=== PROBLEM STATEMENT ===
The data below is to be returned in full and exactly.

Items from a data source:
━━━━━━━━━━

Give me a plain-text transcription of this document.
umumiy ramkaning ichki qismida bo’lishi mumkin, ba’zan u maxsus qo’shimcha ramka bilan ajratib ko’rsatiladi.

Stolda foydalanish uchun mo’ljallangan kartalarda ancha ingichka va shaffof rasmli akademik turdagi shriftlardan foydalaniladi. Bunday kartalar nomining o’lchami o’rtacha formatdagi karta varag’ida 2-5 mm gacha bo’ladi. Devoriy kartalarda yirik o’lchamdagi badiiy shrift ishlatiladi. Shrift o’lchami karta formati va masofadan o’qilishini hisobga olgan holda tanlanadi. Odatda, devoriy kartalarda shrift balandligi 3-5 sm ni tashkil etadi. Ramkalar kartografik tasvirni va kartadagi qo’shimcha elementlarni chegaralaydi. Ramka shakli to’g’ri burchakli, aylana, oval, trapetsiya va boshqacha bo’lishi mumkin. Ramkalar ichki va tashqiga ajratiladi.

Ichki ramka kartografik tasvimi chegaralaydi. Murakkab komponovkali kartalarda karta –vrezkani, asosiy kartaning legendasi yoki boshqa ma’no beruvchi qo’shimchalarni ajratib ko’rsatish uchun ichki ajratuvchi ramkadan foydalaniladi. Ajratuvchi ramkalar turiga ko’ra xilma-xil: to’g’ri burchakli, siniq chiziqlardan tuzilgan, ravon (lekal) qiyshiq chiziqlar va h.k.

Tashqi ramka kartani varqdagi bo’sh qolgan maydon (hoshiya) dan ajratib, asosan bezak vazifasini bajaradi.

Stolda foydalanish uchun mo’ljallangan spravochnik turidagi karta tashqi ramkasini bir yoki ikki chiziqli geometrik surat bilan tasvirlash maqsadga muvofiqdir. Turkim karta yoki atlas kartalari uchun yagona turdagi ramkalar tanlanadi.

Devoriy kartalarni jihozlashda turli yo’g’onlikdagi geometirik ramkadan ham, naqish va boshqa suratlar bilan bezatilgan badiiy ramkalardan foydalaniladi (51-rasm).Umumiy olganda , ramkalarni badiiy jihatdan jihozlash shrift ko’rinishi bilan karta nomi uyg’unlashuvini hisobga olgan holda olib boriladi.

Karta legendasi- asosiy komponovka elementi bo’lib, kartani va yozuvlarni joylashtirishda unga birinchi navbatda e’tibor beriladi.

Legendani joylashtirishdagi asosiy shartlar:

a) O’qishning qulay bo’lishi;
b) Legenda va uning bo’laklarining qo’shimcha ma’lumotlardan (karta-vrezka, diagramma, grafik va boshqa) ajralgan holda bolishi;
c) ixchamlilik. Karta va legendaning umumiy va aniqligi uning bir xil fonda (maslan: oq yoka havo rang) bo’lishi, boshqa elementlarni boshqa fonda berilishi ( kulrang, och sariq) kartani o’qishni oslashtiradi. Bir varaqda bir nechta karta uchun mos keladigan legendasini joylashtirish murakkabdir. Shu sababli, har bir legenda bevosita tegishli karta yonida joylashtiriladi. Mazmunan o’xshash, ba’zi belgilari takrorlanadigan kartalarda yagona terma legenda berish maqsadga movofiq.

━━━━━━━━━━

=== EXPECTED ANSWER ===
Give me a plain-text transcription of this document.
umumiy ramkaning ichki qismida bo’lishi mumkin, ba’zan u maxsus qo’shimcha ramka bilan ajratib ko’rsatiladi.

Stolda foydalanish uchun mo’ljallangan kartalarda ancha ingichka va shaffof rasmli akademik turdagi shriftlardan foydalaniladi. Bunday kartalar nomining o’lchami o’rtacha formatdagi karta varag’ida 2-5 mm gacha bo’ladi. Devoriy kartalarda yirik o’lchamdagi badiiy shrift ishlatiladi. Shrift o’lchami karta formati va masofadan o’qilishini hisobga olgan holda tanlanadi. Odatda, devoriy kartalarda shrift balandligi 3-5 sm ni tashkil etadi. Ramkalar kartografik tasvirni va kartadagi qo’shimcha elementlarni chegaralaydi. Ramka shakli to’g’ri burchakli, aylana, oval, trapetsiya va boshqacha bo’lishi mumkin. Ramkalar ichki va tashqiga ajratiladi.

Ichki ramka kartografik tasvimi chegaralaydi. Murakkab komponovkali kartalarda karta –vrezkani, asosiy kartaning legendasi yoki boshqa ma’no beruvchi qo’shimchalarni ajratib ko’rsatish uchun ichki ajratuvchi ramkadan foydalaniladi. Ajratuvchi ramkalar turiga ko’ra xilma-xil: to’g’ri burchakli, siniq chiziqlardan tuzilgan, ravon (lekal) qiyshiq chiziqlar va h.k.

Tashqi ramka kartani varqdagi bo’sh qolgan maydon (hoshiya) dan ajratib, asosan bezak vazifasini bajaradi.

Stolda foydalanish uchun mo’ljallangan spravochnik turidagi karta tashqi ramkasini bir yoki ikki chiziqli geometrik surat bilan tasvirlash maqsadga muvofiqdir. Turkim karta yoki atlas kartalari uchun yagona turdagi ramkalar tanlanadi.

Devoriy kartalarni jihozlashda turli yo’g’onlikdagi geometirik ramkadan ham, naqish va boshqa suratlar bilan bezatilgan badiiy ramkalardan foydalaniladi (51-rasm).Umumiy olganda , ramkalarni badiiy jihatdan jihozlash shrift ko’rinishi bilan karta nomi uyg’unlashuvini hisobga olgan holda olib boriladi.

Karta legendasi- asosiy komponovka elementi bo’lib, kartani va yozuvlarni joylashtirishda unga birinchi navbatda e’tibor beriladi.

Legendani joylashtirishdagi asosiy shartlar:

a) O’qishning qulay bo’lishi;
b) Legenda va uning bo’laklarining qo’shimcha ma’lumotlardan (karta-vrezka, diagramma, grafik va boshqa) ajralgan holda bolishi;
c) ixchamlilik. Karta va legendaning umumiy va aniqligi uning bir xil fonda (maslan: oq yoka havo rang) bo’lishi, boshqa elementlarni boshqa fonda berilishi ( kulrang, och sariq) kartani o’qishni oslashtiradi. Bir varaqda bir nechta karta uchun mos keladigan legendasini joylashtirish murakkabdir. Shu sababli, har bir legenda bevosita tegishli karta yonida joylashtiriladi. Mazmunan o’xshash, ba’zi belgilari takrorlanadigan kartalarda yagona terma legenda berish maqsadga movofiq.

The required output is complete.